**本文**.
尾久地区でもっとも栄えている生活型商店街、おぐぎんざ。都電の停留所から離れた場所が最も栄えているという不思議な土地でもある(画像:荒井禎雄)



 この地元民じゃないといまいちピンと来ないであろう尾久という街は、実は昔ながらの立派な商店街アリ、優れた銭湯があちこちにアリ、何より面白すぎる歴史アリと、東京の下町の魅力が凝縮されたような土地なのです。

 今回は都電荒川線の小台、宮ノ前、熊野前という3つの停留所を中心に、尾久地区の魅力に迫ってみたいと思います。

「東京近郊の花街」として栄えた歴史

●立地と歴史

 尾久が小具郷(おぐのさと、おぐごう)と呼ばれていた時代(鎌倉~室町時代頃)には、王子や町屋の一部、東日暮里や根岸までも含んだ広大な土地だったといいます。

**資料**.
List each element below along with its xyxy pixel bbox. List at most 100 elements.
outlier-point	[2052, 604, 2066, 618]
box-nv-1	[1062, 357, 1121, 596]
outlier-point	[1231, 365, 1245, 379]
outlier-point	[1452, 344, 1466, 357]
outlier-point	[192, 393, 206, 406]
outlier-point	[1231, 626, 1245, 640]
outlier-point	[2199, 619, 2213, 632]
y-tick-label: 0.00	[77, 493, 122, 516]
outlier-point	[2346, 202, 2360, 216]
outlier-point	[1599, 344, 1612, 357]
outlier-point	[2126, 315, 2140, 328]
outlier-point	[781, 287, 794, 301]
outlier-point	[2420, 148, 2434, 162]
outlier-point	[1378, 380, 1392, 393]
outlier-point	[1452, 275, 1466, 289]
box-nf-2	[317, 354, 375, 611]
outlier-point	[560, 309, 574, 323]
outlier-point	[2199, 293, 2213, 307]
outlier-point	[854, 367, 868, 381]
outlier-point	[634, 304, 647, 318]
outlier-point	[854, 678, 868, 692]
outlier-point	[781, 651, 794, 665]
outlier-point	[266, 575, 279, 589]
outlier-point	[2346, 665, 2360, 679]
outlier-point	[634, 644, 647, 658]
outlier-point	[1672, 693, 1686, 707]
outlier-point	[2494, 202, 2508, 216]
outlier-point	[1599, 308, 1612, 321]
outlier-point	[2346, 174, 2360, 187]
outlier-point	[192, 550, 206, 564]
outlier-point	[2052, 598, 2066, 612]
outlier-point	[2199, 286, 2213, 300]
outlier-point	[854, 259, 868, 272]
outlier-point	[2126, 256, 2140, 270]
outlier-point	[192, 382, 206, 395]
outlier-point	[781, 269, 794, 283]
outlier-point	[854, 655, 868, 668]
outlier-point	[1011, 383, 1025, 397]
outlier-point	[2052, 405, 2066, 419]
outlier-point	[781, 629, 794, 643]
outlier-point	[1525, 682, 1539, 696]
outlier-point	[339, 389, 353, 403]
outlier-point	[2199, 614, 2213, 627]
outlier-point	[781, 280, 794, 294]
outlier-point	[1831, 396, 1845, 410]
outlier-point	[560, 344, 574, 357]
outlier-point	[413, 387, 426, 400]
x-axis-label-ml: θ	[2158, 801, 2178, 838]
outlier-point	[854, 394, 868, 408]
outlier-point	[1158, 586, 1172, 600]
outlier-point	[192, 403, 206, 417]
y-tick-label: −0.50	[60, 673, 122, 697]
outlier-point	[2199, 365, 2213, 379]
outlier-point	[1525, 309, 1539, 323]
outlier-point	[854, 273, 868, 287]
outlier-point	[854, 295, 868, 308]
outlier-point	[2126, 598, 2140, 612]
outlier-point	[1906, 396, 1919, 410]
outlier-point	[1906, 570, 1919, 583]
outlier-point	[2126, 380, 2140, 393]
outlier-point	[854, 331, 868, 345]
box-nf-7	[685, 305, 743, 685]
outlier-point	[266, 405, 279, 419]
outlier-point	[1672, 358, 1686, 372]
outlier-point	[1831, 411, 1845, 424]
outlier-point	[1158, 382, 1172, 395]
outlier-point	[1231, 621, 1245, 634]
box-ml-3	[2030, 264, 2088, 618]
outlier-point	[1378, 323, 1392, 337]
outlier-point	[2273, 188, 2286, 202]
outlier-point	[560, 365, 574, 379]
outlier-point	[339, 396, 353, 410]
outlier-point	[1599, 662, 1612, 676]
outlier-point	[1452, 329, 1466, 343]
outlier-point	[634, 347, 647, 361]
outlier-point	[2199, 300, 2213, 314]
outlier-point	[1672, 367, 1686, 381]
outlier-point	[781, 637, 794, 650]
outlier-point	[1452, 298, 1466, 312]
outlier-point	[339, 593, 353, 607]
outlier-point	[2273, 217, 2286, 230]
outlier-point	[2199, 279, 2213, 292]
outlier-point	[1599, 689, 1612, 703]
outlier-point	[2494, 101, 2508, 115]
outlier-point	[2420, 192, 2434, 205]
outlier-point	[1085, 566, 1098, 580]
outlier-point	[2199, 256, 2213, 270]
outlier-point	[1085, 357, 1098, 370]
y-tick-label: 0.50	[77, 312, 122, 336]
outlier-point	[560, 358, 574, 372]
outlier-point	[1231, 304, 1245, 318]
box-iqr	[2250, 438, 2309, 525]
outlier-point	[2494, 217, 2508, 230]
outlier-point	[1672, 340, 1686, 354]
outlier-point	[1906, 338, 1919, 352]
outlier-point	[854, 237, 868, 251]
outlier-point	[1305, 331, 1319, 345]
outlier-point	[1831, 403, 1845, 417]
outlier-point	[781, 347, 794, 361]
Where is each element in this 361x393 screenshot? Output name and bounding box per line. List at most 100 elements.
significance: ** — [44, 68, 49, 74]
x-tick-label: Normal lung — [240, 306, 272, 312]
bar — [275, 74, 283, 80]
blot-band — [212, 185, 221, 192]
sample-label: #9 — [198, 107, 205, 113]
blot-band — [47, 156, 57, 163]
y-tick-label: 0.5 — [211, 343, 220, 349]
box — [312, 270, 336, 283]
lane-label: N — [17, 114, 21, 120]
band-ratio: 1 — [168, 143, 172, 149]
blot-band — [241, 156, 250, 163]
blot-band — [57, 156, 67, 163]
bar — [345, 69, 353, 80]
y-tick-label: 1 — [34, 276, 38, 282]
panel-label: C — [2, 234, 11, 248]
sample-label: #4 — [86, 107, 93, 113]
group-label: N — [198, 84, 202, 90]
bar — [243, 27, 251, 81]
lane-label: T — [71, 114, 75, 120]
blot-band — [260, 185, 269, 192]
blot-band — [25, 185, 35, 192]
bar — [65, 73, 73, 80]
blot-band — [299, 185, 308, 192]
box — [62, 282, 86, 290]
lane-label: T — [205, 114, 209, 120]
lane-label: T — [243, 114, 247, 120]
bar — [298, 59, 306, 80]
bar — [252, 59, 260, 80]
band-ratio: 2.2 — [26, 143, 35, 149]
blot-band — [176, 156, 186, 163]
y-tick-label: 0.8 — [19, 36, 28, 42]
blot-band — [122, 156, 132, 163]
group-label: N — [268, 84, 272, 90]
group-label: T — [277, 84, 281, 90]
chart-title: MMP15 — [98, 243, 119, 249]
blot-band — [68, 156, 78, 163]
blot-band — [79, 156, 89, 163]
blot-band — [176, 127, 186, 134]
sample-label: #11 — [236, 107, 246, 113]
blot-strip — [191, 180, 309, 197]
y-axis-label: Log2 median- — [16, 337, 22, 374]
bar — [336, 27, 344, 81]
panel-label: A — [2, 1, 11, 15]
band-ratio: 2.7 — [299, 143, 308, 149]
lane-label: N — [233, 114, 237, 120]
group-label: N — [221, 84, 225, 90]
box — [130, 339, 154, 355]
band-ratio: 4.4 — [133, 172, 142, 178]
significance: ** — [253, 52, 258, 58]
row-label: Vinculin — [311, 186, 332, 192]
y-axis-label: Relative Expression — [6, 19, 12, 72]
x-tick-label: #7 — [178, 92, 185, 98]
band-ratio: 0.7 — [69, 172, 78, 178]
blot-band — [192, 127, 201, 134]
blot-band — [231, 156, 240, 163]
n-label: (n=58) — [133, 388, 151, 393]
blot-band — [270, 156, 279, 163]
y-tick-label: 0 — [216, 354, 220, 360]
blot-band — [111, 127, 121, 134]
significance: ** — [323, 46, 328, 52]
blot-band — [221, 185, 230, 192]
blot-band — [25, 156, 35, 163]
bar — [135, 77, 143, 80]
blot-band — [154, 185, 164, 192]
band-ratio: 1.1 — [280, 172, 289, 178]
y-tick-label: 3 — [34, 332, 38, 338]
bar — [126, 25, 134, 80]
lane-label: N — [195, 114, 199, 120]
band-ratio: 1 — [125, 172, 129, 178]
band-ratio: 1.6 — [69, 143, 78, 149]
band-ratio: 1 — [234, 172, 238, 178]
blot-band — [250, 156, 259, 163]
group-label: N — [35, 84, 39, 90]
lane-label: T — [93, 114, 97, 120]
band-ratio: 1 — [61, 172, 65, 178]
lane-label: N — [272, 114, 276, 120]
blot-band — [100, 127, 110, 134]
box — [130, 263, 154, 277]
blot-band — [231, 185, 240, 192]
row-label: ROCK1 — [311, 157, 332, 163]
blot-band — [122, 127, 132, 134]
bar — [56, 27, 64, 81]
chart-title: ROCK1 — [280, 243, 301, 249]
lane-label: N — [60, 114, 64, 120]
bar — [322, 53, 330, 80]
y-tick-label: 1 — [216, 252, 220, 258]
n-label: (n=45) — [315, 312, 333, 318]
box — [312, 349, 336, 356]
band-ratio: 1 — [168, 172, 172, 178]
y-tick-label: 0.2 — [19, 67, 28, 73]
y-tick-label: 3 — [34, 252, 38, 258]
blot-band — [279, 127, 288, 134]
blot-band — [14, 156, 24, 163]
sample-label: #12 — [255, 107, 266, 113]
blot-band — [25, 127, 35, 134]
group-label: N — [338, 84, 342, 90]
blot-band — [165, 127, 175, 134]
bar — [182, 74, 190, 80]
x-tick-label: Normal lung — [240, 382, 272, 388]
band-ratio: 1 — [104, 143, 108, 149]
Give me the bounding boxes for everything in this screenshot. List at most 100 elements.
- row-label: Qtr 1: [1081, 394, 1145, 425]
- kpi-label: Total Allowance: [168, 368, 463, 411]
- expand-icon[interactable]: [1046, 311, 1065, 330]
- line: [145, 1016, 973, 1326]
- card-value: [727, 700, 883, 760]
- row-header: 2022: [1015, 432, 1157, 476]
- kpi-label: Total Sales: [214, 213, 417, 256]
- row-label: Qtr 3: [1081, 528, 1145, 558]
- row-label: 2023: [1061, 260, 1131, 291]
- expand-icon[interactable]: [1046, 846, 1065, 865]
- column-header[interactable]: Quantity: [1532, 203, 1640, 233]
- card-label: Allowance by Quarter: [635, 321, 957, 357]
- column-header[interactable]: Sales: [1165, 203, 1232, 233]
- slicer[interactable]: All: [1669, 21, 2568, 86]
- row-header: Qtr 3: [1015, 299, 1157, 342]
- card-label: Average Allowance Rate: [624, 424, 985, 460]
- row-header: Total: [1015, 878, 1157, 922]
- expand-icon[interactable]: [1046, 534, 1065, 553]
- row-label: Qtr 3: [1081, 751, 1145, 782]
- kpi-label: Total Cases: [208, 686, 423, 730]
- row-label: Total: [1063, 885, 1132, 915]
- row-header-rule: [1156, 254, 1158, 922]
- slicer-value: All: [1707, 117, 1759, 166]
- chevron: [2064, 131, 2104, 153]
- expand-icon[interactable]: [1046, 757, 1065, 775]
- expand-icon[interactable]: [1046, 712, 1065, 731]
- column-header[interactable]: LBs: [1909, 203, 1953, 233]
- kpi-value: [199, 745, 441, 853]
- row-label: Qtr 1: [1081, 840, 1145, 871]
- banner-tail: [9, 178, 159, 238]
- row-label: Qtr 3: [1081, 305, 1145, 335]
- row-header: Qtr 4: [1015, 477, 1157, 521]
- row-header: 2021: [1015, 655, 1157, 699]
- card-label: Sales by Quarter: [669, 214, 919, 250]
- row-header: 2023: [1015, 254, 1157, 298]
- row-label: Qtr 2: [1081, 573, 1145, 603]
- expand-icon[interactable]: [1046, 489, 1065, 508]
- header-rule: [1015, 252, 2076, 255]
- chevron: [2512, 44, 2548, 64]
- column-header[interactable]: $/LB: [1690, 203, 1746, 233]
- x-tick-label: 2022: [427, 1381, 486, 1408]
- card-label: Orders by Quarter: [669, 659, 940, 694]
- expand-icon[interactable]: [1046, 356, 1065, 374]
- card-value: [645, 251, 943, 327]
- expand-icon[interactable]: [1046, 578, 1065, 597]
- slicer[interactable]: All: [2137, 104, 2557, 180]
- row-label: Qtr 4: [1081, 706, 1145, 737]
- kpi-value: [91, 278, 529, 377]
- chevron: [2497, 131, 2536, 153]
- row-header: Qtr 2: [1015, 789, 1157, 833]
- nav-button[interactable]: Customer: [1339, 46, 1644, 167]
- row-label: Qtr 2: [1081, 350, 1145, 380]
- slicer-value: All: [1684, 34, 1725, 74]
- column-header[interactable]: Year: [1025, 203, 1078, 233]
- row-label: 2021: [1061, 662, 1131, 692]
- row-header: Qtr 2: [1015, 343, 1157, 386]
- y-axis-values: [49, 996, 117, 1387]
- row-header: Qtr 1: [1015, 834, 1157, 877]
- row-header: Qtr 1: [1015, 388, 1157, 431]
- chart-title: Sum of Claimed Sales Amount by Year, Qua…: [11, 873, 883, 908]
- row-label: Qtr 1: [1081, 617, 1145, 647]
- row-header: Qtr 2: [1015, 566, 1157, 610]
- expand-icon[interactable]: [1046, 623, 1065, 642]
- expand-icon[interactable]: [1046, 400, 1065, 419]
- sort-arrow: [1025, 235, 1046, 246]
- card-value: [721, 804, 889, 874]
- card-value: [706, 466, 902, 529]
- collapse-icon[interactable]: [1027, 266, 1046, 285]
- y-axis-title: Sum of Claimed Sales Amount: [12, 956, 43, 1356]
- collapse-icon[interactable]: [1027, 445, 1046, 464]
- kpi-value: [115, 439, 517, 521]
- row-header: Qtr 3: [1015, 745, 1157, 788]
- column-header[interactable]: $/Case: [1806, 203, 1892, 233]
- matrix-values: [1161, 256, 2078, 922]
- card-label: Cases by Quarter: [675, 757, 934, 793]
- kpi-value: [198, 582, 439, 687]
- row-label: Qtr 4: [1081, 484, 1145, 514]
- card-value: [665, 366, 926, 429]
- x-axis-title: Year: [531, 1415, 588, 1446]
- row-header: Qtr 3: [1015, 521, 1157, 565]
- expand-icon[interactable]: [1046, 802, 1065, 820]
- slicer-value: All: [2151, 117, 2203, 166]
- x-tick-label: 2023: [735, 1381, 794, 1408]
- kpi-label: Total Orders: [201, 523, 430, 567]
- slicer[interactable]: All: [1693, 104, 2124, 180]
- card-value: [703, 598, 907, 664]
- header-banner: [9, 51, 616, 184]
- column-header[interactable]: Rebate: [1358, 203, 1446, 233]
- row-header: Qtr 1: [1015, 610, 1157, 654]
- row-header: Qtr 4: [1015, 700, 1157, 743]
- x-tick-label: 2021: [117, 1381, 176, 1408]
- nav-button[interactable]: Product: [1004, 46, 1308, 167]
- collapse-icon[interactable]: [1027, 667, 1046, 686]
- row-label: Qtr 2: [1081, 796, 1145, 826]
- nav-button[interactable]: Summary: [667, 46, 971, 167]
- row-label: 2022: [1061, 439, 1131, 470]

**課題 1**. 尾久地区についての文章で、取り上げる中心として挙げられている都電荒川線の停留所名をすべて書き出してください。
**課題 2**. 尾久地区についての文章を、最後の文の後から書き進めてください。

**回答 1**. 小台、宮ノ前、熊野前

**回答 2**.
 それが時代の移り変わりとともにだんだんと削られていき、現在では北の隅田川と南の明治通り(都道306号線)に挟まれた、荒川区の西尾久・東尾久にその名を残すのみとなっています。

 尾久周辺の知名度の高い街としては、西に王子、東に町屋、南に日暮里、そして北には西新井がありますが、心なしかどの街もマイナー臭が漂っている気が……。

 それもそのはずで、もともと尾久は湿地や水田だらけの農村地帯であり、明治・大正の時代になって「東京近郊の遊興地」として栄えた土地だったのです。

尾久地区にある「おぐぎんざ商店街」の南側一帯には、昔ながらの材木屋が何軒も残っている。隅田川の水運を利用した名残りだろうか?(画像:荒井禎雄)

 東京近郊ということは、東京とは見なされていないとも受け取れますから、今でいえば埼玉・山梨・千葉辺り、東京から日帰り可能な観光地といったイメージでしょうか。

 この一帯はあくまで別荘を持ったりレジャー目的で訪れたりする土地であって、東京の中心地ではなかったため、そのマイナーさが今の時代にも残ってしまったのだと考えられます。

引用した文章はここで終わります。